Stored records:
"""
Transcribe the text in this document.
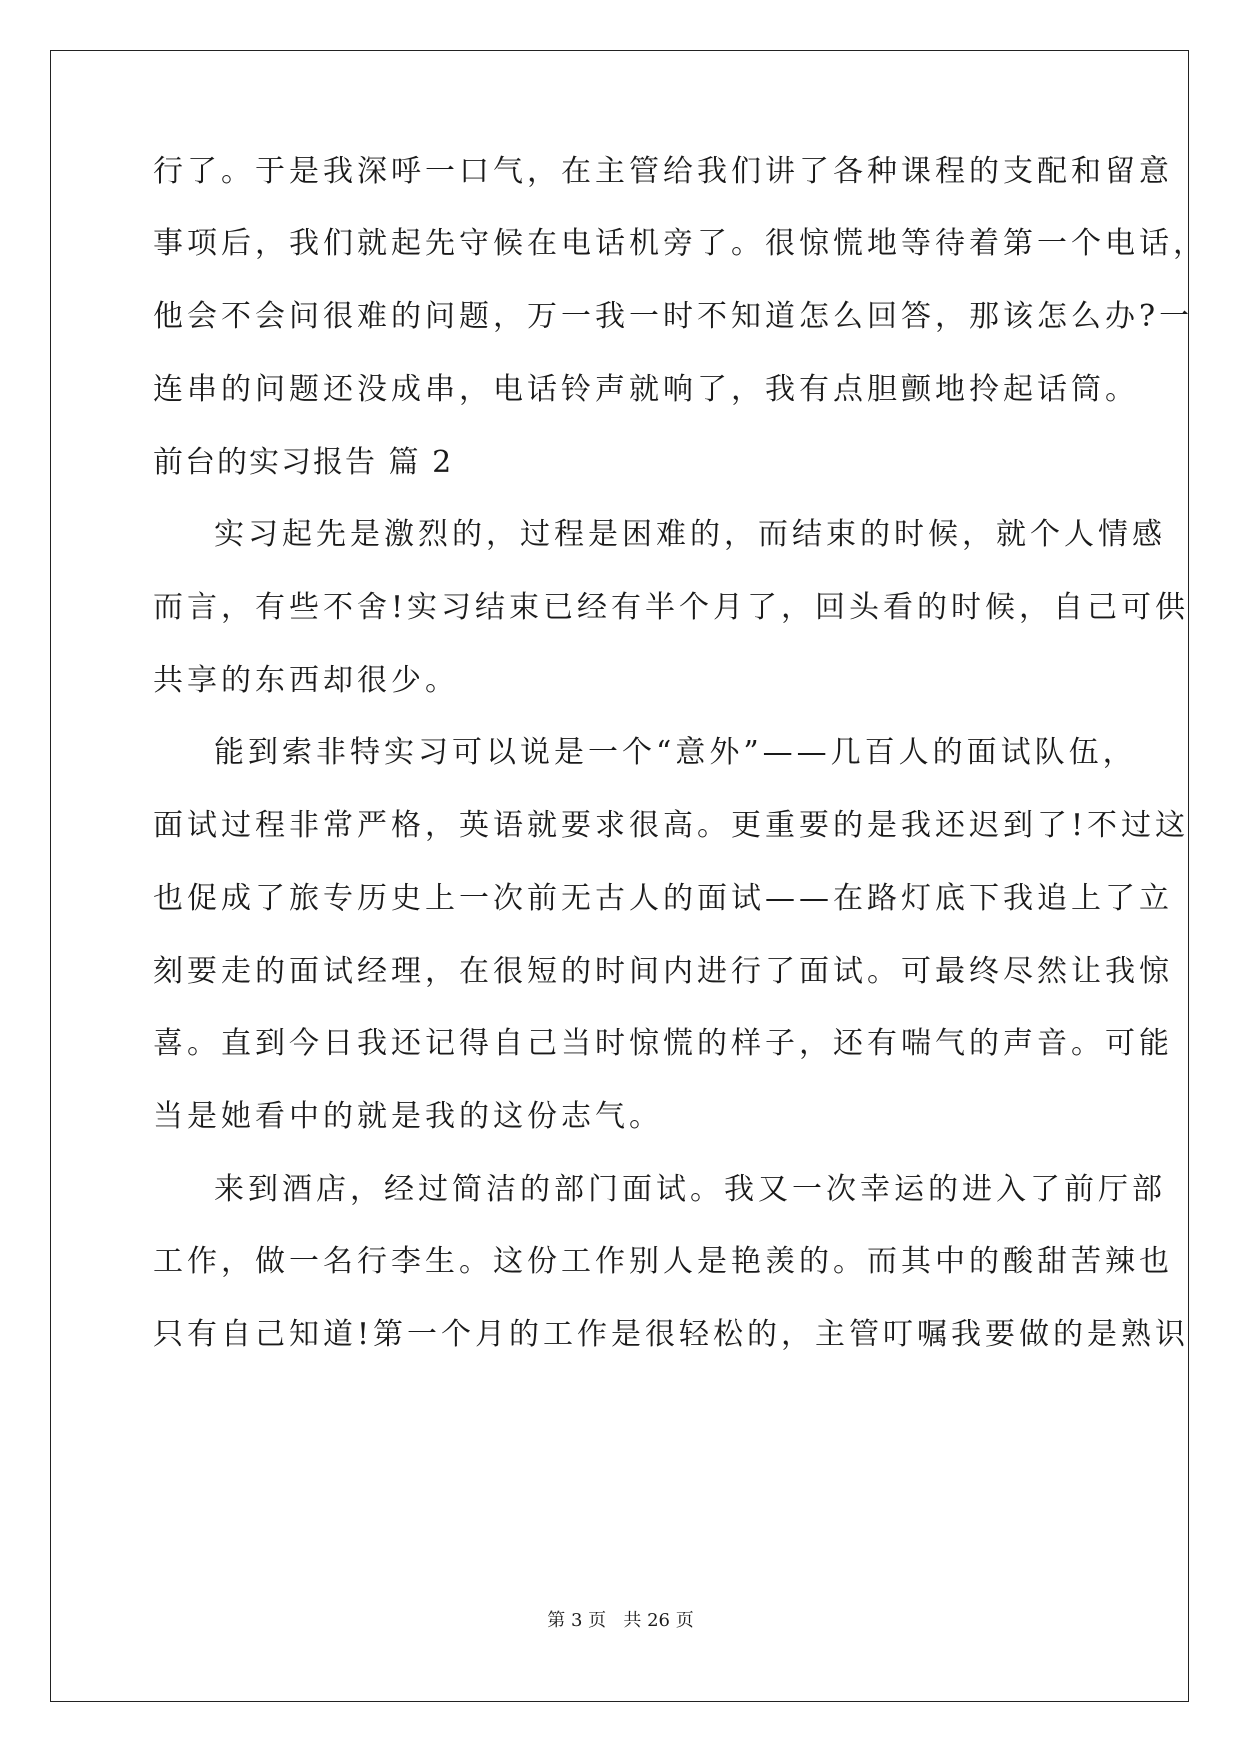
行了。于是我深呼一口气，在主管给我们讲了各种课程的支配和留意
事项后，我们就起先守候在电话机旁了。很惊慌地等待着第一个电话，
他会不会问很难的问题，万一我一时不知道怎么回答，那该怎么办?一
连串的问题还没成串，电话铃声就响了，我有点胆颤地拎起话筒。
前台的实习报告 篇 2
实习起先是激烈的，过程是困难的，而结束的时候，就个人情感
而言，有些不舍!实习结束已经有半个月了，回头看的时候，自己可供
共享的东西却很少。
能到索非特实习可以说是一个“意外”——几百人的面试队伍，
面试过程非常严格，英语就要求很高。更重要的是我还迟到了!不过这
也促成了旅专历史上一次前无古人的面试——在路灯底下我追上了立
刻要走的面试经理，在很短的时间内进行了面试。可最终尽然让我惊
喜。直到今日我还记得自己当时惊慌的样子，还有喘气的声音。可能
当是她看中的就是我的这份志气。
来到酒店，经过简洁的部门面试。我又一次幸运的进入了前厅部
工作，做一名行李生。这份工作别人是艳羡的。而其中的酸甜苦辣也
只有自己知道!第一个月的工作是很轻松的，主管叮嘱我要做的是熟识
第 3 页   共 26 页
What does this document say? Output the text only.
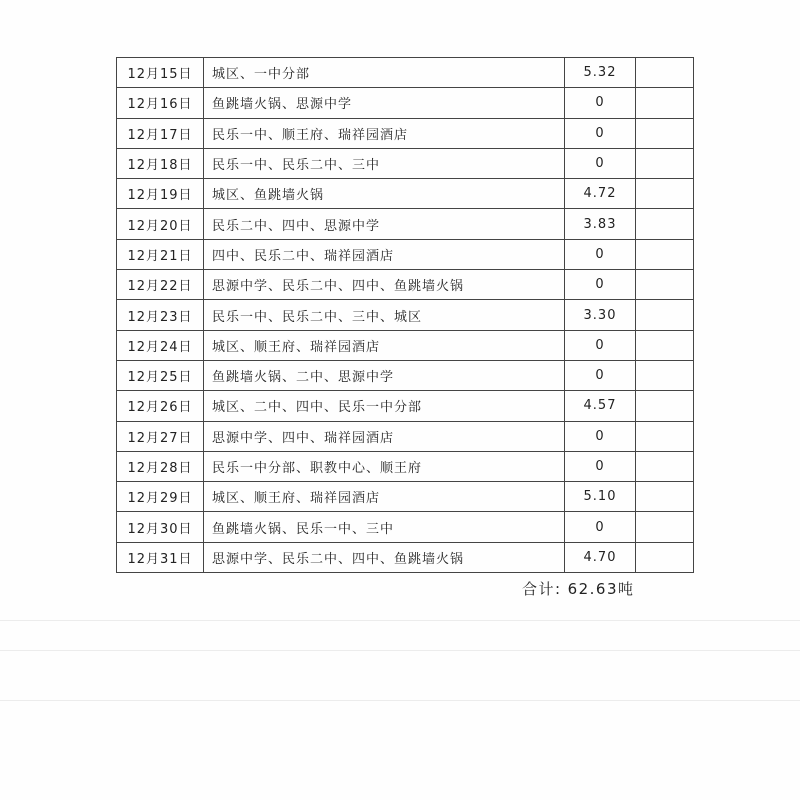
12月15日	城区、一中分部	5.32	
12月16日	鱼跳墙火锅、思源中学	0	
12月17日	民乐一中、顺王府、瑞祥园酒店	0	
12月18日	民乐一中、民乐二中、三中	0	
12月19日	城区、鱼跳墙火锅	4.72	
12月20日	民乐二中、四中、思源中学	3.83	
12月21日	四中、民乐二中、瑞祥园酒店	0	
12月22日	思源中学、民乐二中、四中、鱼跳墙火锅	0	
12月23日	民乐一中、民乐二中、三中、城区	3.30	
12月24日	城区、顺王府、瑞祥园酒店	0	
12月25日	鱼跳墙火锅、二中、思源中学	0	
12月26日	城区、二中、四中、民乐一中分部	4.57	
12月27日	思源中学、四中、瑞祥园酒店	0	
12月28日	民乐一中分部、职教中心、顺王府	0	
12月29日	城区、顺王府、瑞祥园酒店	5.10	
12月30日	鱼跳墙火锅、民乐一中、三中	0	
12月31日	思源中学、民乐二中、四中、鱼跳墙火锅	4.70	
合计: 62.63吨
"""
● **Problem to work on**
Look above for the line containing "What does this"; output that line and all lines after it through the last one exactly, without the pictures.

● **Result of the task**
What does this document say? Output the text only.
12月15日	城区、一中分部	5.32	
12月16日	鱼跳墙火锅、思源中学	0	
12月17日	民乐一中、顺王府、瑞祥园酒店	0	
12月18日	民乐一中、民乐二中、三中	0	
12月19日	城区、鱼跳墙火锅	4.72	
12月20日	民乐二中、四中、思源中学	3.83	
12月21日	四中、民乐二中、瑞祥园酒店	0	
12月22日	思源中学、民乐二中、四中、鱼跳墙火锅	0	
12月23日	民乐一中、民乐二中、三中、城区	3.30	
12月24日	城区、顺王府、瑞祥园酒店	0	
12月25日	鱼跳墙火锅、二中、思源中学	0	
12月26日	城区、二中、四中、民乐一中分部	4.57	
12月27日	思源中学、四中、瑞祥园酒店	0	
12月28日	民乐一中分部、职教中心、顺王府	0	
12月29日	城区、顺王府、瑞祥园酒店	5.10	
12月30日	鱼跳墙火锅、民乐一中、三中	0	
12月31日	思源中学、民乐二中、四中、鱼跳墙火锅	4.70	
合计: 62.63吨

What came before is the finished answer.